__WORK TO BE COMPLETED__.
Answer with nothing except the number of lines that contain the word "Error".
┌─ LISTING
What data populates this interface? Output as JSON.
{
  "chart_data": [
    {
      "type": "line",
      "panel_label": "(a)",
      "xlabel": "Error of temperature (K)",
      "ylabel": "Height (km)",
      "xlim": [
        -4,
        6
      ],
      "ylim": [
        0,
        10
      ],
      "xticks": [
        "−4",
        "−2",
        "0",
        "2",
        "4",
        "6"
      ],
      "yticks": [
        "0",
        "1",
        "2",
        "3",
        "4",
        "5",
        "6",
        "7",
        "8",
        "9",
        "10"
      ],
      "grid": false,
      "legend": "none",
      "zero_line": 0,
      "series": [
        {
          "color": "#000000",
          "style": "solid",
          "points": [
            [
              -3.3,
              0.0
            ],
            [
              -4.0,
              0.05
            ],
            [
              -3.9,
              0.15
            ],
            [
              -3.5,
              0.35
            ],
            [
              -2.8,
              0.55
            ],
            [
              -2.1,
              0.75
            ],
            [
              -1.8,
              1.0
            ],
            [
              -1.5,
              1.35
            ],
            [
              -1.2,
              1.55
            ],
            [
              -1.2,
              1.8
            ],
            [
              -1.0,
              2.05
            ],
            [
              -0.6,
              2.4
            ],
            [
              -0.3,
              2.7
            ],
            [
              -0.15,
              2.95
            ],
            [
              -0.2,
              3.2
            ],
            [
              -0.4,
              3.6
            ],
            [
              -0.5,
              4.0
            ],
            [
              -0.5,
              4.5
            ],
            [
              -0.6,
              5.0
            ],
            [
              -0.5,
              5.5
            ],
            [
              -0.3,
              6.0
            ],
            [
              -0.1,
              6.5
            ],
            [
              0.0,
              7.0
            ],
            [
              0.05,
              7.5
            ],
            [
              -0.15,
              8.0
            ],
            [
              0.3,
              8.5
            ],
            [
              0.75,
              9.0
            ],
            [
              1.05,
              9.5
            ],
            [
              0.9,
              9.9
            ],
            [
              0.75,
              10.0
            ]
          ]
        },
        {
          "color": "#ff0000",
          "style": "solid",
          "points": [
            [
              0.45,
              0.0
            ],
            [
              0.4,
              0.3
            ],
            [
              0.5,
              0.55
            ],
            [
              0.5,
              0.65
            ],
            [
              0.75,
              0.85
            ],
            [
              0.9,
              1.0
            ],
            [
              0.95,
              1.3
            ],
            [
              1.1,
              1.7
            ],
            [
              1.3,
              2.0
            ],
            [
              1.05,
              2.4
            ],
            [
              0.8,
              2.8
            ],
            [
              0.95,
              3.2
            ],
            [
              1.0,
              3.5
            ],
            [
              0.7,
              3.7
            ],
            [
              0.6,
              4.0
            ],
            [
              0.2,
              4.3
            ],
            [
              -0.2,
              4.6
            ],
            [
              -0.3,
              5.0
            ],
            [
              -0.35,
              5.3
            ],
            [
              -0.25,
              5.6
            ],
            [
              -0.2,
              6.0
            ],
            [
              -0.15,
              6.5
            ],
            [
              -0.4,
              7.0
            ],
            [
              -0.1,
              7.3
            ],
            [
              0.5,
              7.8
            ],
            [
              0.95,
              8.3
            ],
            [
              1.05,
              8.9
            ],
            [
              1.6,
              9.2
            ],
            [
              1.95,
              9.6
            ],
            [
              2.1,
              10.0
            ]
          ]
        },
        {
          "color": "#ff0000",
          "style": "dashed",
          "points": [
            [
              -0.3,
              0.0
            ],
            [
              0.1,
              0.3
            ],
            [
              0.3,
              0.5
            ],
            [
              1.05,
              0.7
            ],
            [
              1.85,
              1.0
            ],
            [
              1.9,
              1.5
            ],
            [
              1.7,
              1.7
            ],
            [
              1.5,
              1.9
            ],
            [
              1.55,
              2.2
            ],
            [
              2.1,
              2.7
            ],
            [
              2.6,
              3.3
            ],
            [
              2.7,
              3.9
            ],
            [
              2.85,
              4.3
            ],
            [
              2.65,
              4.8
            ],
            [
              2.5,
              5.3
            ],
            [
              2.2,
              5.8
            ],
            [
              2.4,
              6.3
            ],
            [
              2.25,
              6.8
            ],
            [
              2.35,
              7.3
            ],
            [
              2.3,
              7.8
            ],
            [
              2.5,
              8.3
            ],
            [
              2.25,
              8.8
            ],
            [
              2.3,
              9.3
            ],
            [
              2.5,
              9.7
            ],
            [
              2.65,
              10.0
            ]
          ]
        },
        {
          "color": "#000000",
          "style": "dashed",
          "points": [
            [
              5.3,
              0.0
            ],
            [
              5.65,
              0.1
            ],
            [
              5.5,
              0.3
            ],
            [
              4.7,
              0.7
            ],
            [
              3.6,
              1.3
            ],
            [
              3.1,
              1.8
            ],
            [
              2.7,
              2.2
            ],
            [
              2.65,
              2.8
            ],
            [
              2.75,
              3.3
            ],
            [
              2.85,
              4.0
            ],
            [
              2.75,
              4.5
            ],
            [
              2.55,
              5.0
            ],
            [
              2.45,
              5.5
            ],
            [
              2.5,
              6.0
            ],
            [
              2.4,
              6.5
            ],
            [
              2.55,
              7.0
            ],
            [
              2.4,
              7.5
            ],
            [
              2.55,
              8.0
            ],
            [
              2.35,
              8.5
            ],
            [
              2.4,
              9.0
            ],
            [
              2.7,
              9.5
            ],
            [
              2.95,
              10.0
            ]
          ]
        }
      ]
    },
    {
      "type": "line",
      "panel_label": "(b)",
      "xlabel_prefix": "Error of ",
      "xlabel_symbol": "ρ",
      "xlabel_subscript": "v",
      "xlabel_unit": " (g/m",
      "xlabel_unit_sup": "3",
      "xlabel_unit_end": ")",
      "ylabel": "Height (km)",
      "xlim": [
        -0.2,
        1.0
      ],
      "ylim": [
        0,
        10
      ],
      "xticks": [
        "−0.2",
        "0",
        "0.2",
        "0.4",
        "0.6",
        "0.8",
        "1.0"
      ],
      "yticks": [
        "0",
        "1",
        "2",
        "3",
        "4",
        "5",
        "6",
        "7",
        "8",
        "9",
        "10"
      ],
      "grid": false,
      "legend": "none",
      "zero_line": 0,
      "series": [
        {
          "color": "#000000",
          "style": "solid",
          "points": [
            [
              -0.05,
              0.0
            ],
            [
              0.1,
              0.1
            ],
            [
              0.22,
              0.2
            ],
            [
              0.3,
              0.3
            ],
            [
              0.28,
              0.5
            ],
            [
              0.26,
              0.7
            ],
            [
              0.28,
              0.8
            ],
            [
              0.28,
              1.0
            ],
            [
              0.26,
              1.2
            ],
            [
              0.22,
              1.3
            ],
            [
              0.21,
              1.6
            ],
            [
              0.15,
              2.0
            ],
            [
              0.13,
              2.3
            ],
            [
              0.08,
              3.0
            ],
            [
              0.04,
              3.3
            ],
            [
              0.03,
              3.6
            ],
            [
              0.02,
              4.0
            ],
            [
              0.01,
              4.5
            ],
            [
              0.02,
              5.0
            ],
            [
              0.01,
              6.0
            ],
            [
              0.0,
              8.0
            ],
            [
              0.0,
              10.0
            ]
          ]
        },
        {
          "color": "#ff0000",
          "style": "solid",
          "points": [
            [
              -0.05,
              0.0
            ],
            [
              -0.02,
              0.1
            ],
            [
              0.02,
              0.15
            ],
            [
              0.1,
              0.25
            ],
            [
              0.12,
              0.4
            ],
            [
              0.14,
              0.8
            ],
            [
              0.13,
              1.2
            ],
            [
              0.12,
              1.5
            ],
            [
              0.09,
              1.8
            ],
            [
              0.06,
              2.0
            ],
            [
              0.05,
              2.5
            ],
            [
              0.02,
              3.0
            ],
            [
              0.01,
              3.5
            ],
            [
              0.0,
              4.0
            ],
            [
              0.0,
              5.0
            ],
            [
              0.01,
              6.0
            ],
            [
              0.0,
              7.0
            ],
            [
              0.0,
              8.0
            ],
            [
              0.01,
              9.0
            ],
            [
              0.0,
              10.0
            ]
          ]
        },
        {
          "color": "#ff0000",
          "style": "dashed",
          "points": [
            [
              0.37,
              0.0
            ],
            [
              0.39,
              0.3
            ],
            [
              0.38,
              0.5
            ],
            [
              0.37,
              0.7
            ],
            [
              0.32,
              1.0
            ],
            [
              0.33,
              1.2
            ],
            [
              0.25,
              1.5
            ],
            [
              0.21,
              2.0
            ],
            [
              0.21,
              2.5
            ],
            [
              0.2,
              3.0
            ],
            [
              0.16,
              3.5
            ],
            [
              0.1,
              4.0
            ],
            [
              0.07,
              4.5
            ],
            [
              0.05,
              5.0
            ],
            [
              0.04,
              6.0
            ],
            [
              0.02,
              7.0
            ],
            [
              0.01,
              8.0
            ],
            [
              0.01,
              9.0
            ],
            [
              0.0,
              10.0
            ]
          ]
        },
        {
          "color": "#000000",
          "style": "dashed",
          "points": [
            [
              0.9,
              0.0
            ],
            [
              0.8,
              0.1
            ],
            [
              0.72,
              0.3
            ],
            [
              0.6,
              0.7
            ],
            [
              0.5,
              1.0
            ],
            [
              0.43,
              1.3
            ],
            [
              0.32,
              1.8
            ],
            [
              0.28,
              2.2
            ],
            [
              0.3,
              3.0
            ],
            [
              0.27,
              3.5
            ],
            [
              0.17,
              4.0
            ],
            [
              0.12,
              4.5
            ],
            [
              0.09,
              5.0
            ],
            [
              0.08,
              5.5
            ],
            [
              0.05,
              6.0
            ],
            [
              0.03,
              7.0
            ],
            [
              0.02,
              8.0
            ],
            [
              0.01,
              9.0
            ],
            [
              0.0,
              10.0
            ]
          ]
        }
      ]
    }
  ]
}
└─
__TASK RESPONSE__.
2